===== Source material =====
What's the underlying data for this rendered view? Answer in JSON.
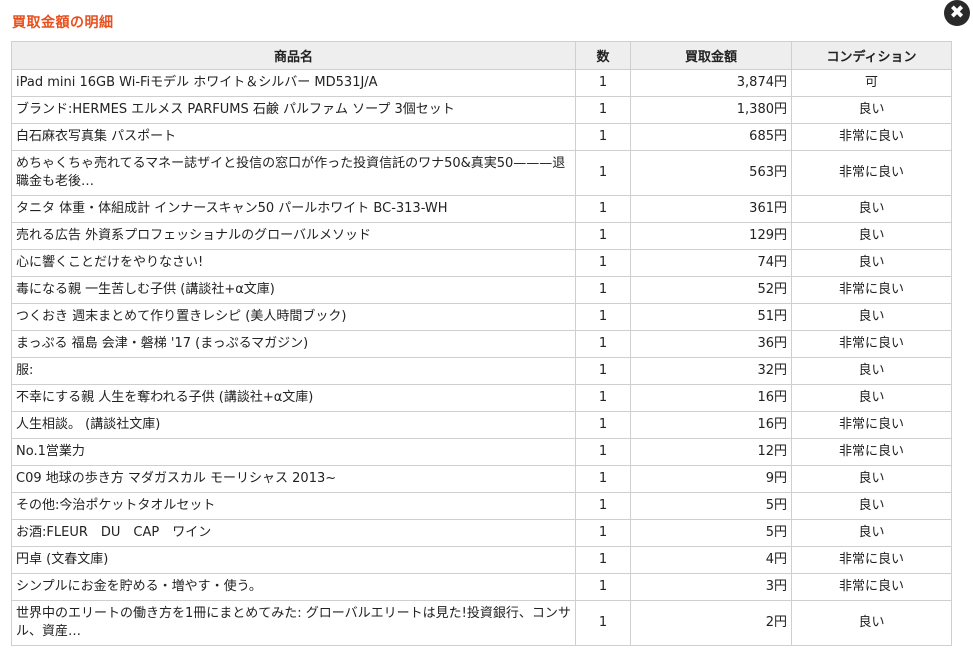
{
  "title": "買取金額の明細",
  "close_label": "✖",
  "headers": [
    "商品名",
    "数",
    "買取金額",
    "コンディション"
  ],
  "rows": [
    {
      "name": "iPad mini 16GB Wi-Fiモデル ホワイト＆シルバー MD531J/A",
      "qty": "1",
      "price": "3,874円",
      "cond": "可"
    },
    {
      "name": "ブランド:HERMES エルメス PARFUMS 石鹸 パルファム ソープ 3個セット",
      "qty": "1",
      "price": "1,380円",
      "cond": "良い"
    },
    {
      "name": "白石麻衣写真集 パスポート",
      "qty": "1",
      "price": "685円",
      "cond": "非常に良い"
    },
    {
      "name": "めちゃくちゃ売れてるマネー誌ザイと投信の窓口が作った投資信託のワナ50&真実50———退職金も老後…",
      "qty": "1",
      "price": "563円",
      "cond": "非常に良い",
      "tall": true
    },
    {
      "name": "タニタ 体重・体組成計 インナースキャン50 パールホワイト BC-313-WH",
      "qty": "1",
      "price": "361円",
      "cond": "良い"
    },
    {
      "name": "売れる広告 外資系プロフェッショナルのグローバルメソッド",
      "qty": "1",
      "price": "129円",
      "cond": "良い"
    },
    {
      "name": "心に響くことだけをやりなさい!",
      "qty": "1",
      "price": "74円",
      "cond": "良い"
    },
    {
      "name": "毒になる親 一生苦しむ子供 (講談社+α文庫)",
      "qty": "1",
      "price": "52円",
      "cond": "非常に良い"
    },
    {
      "name": "つくおき 週末まとめて作り置きレシピ (美人時間ブック)",
      "qty": "1",
      "price": "51円",
      "cond": "良い"
    },
    {
      "name": "まっぷる 福島 会津・磐梯 '17 (まっぷるマガジン)",
      "qty": "1",
      "price": "36円",
      "cond": "非常に良い"
    },
    {
      "name": "服:",
      "qty": "1",
      "price": "32円",
      "cond": "良い"
    },
    {
      "name": "不幸にする親 人生を奪われる子供 (講談社+α文庫)",
      "qty": "1",
      "price": "16円",
      "cond": "良い"
    },
    {
      "name": "人生相談。 (講談社文庫)",
      "qty": "1",
      "price": "16円",
      "cond": "非常に良い"
    },
    {
      "name": "No.1営業力",
      "qty": "1",
      "price": "12円",
      "cond": "非常に良い"
    },
    {
      "name": "C09 地球の歩き方 マダガスカル モーリシャス 2013~",
      "qty": "1",
      "price": "9円",
      "cond": "良い"
    },
    {
      "name": "その他:今治ポケットタオルセット",
      "qty": "1",
      "price": "5円",
      "cond": "良い"
    },
    {
      "name": "お酒:FLEUR　DU　CAP　ワイン",
      "qty": "1",
      "price": "5円",
      "cond": "良い"
    },
    {
      "name": "円卓 (文春文庫)",
      "qty": "1",
      "price": "4円",
      "cond": "非常に良い"
    },
    {
      "name": "シンプルにお金を貯める・増やす・使う。",
      "qty": "1",
      "price": "3円",
      "cond": "非常に良い"
    },
    {
      "name": "世界中のエリートの働き方を1冊にまとめてみた: グローバルエリートは見た!投資銀行、コンサル、資産…",
      "qty": "1",
      "price": "2円",
      "cond": "良い",
      "tall": true
    }
  ]
}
=====
Task to carry out. Quote each entry above verbatim and drop the pictures.

Final result.
What's the underlying data for this rendered view? Answer in JSON.
{
  "title": "買取金額の明細",
  "close_label": "✖",
  "headers": [
    "商品名",
    "数",
    "買取金額",
    "コンディション"
  ],
  "rows": [
    {
      "name": "iPad mini 16GB Wi-Fiモデル ホワイト＆シルバー MD531J/A",
      "qty": "1",
      "price": "3,874円",
      "cond": "可"
    },
    {
      "name": "ブランド:HERMES エルメス PARFUMS 石鹸 パルファム ソープ 3個セット",
      "qty": "1",
      "price": "1,380円",
      "cond": "良い"
    },
    {
      "name": "白石麻衣写真集 パスポート",
      "qty": "1",
      "price": "685円",
      "cond": "非常に良い"
    },
    {
      "name": "めちゃくちゃ売れてるマネー誌ザイと投信の窓口が作った投資信託のワナ50&真実50———退職金も老後…",
      "qty": "1",
      "price": "563円",
      "cond": "非常に良い",
      "tall": true
    },
    {
      "name": "タニタ 体重・体組成計 インナースキャン50 パールホワイト BC-313-WH",
      "qty": "1",
      "price": "361円",
      "cond": "良い"
    },
    {
      "name": "売れる広告 外資系プロフェッショナルのグローバルメソッド",
      "qty": "1",
      "price": "129円",
      "cond": "良い"
    },
    {
      "name": "心に響くことだけをやりなさい!",
      "qty": "1",
      "price": "74円",
      "cond": "良い"
    },
    {
      "name": "毒になる親 一生苦しむ子供 (講談社+α文庫)",
      "qty": "1",
      "price": "52円",
      "cond": "非常に良い"
    },
    {
      "name": "つくおき 週末まとめて作り置きレシピ (美人時間ブック)",
      "qty": "1",
      "price": "51円",
      "cond": "良い"
    },
    {
      "name": "まっぷる 福島 会津・磐梯 '17 (まっぷるマガジン)",
      "qty": "1",
      "price": "36円",
      "cond": "非常に良い"
    },
    {
      "name": "服:",
      "qty": "1",
      "price": "32円",
      "cond": "良い"
    },
    {
      "name": "不幸にする親 人生を奪われる子供 (講談社+α文庫)",
      "qty": "1",
      "price": "16円",
      "cond": "良い"
    },
    {
      "name": "人生相談。 (講談社文庫)",
      "qty": "1",
      "price": "16円",
      "cond": "非常に良い"
    },
    {
      "name": "No.1営業力",
      "qty": "1",
      "price": "12円",
      "cond": "非常に良い"
    },
    {
      "name": "C09 地球の歩き方 マダガスカル モーリシャス 2013~",
      "qty": "1",
      "price": "9円",
      "cond": "良い"
    },
    {
      "name": "その他:今治ポケットタオルセット",
      "qty": "1",
      "price": "5円",
      "cond": "良い"
    },
    {
      "name": "お酒:FLEUR　DU　CAP　ワイン",
      "qty": "1",
      "price": "5円",
      "cond": "良い"
    },
    {
      "name": "円卓 (文春文庫)",
      "qty": "1",
      "price": "4円",
      "cond": "非常に良い"
    },
    {
      "name": "シンプルにお金を貯める・増やす・使う。",
      "qty": "1",
      "price": "3円",
      "cond": "非常に良い"
    },
    {
      "name": "世界中のエリートの働き方を1冊にまとめてみた: グローバルエリートは見た!投資銀行、コンサル、資産…",
      "qty": "1",
      "price": "2円",
      "cond": "良い",
      "tall": true
    }
  ]
}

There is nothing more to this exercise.